AIM: Copy out all lines of the records in which the word "page" appears.

DATA EXCERPTS:

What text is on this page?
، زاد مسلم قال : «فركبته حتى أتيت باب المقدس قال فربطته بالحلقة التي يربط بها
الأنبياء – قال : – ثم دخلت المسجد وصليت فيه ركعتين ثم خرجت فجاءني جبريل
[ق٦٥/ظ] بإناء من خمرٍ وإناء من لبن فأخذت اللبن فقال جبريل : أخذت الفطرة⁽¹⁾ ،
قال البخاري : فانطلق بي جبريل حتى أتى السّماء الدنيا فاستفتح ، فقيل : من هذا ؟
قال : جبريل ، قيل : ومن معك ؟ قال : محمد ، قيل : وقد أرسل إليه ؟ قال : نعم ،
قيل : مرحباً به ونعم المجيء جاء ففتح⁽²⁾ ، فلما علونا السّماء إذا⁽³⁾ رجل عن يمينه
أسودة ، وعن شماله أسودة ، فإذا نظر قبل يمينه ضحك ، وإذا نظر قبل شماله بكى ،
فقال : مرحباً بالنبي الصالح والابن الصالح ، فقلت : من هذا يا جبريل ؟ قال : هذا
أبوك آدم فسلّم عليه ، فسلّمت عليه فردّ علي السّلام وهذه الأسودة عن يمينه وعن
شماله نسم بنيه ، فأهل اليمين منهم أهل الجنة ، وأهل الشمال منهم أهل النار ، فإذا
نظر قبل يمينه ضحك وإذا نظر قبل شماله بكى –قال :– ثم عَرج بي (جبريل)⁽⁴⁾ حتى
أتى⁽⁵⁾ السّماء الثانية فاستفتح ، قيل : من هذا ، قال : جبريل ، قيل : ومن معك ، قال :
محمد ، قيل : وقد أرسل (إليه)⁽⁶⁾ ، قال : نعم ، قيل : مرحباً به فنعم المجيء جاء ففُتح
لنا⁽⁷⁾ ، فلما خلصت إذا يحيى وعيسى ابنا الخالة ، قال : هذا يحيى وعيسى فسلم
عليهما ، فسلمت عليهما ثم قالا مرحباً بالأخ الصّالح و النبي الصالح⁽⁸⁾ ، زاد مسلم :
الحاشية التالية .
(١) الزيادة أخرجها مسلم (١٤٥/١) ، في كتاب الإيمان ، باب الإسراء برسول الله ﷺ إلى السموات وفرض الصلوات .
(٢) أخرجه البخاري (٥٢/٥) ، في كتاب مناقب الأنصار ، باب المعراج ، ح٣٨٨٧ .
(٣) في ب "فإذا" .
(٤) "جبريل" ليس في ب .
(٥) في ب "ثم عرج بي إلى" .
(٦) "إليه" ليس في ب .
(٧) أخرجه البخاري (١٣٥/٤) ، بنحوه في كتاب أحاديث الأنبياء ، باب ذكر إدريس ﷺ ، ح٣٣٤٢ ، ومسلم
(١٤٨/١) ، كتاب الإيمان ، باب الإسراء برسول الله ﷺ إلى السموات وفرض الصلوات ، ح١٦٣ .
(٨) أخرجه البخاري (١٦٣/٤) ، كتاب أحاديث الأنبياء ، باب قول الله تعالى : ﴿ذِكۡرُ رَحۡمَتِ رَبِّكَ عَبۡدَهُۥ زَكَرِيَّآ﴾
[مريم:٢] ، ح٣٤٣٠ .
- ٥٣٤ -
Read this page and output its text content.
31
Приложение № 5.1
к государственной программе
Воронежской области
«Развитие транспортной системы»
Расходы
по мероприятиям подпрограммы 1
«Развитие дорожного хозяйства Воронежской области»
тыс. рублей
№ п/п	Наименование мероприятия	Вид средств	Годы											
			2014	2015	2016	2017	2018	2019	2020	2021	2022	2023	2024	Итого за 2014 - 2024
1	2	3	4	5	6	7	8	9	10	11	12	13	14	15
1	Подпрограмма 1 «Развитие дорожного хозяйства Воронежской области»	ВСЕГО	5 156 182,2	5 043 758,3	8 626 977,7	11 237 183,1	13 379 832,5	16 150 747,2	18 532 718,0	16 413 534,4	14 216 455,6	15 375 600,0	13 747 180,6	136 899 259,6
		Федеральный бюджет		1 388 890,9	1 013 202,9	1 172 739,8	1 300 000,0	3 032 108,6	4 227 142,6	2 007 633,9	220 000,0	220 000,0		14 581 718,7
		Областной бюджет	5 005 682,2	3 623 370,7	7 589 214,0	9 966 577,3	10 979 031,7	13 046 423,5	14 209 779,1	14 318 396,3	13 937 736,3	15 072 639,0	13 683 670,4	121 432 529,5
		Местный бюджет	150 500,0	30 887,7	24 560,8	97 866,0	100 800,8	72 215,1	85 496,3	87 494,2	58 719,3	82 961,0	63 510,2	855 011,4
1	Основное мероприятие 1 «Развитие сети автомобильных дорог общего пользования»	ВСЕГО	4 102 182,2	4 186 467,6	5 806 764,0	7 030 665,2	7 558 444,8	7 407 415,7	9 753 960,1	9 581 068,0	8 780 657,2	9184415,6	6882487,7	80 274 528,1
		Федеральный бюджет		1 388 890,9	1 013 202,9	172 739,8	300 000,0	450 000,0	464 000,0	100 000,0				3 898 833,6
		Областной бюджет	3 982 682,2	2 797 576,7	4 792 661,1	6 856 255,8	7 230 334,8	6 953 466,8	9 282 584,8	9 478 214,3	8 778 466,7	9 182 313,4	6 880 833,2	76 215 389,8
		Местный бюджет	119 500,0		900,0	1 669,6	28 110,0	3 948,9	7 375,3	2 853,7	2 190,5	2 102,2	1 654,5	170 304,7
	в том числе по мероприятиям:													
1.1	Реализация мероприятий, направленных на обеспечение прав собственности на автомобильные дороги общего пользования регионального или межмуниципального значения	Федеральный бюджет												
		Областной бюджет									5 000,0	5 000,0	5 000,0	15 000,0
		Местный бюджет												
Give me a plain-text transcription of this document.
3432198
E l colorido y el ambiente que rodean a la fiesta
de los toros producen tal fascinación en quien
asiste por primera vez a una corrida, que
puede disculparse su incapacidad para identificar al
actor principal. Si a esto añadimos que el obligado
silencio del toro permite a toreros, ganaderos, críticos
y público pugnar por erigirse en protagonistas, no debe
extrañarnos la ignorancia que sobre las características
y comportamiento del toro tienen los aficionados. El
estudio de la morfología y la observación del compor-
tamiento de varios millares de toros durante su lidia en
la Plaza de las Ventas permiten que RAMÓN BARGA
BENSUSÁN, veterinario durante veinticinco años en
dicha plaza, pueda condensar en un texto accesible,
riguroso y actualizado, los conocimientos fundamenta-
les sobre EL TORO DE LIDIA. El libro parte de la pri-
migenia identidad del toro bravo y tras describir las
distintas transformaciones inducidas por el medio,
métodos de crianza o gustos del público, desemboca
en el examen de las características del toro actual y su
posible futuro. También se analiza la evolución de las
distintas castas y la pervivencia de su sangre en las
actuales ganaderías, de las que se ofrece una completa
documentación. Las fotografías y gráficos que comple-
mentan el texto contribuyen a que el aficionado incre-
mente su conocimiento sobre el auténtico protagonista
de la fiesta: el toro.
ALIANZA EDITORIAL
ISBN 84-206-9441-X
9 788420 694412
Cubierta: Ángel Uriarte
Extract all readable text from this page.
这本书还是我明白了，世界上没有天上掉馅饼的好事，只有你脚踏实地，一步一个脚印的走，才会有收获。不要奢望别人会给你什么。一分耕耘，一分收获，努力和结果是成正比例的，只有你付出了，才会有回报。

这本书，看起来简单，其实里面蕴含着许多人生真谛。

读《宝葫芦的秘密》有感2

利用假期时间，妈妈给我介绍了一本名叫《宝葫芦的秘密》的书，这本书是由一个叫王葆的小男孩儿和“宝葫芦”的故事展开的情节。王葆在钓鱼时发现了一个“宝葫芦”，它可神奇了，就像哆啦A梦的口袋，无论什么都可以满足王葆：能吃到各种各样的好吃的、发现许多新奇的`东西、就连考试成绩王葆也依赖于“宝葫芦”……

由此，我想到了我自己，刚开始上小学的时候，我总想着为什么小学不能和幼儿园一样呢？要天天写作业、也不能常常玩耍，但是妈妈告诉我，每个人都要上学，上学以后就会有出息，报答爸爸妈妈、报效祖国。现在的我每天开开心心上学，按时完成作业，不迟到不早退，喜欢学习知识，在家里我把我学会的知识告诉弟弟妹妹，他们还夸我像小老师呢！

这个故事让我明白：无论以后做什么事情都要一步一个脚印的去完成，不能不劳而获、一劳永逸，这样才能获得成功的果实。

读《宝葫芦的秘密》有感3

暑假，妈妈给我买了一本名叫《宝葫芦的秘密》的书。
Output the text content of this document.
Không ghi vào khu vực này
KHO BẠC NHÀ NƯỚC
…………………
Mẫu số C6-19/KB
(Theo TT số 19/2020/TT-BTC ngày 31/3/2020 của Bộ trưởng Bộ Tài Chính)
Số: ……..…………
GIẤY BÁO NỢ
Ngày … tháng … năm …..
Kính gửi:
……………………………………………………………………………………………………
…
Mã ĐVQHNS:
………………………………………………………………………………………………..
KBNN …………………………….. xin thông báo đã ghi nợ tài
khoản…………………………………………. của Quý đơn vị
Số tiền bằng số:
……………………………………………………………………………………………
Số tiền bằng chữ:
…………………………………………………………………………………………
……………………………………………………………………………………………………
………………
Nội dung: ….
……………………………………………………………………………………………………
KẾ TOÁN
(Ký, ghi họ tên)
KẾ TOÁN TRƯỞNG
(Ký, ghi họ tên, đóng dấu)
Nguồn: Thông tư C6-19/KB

TASK RESPONSE:
What text is on this page?
Read this page and output its text content.
Extract all readable text from this page.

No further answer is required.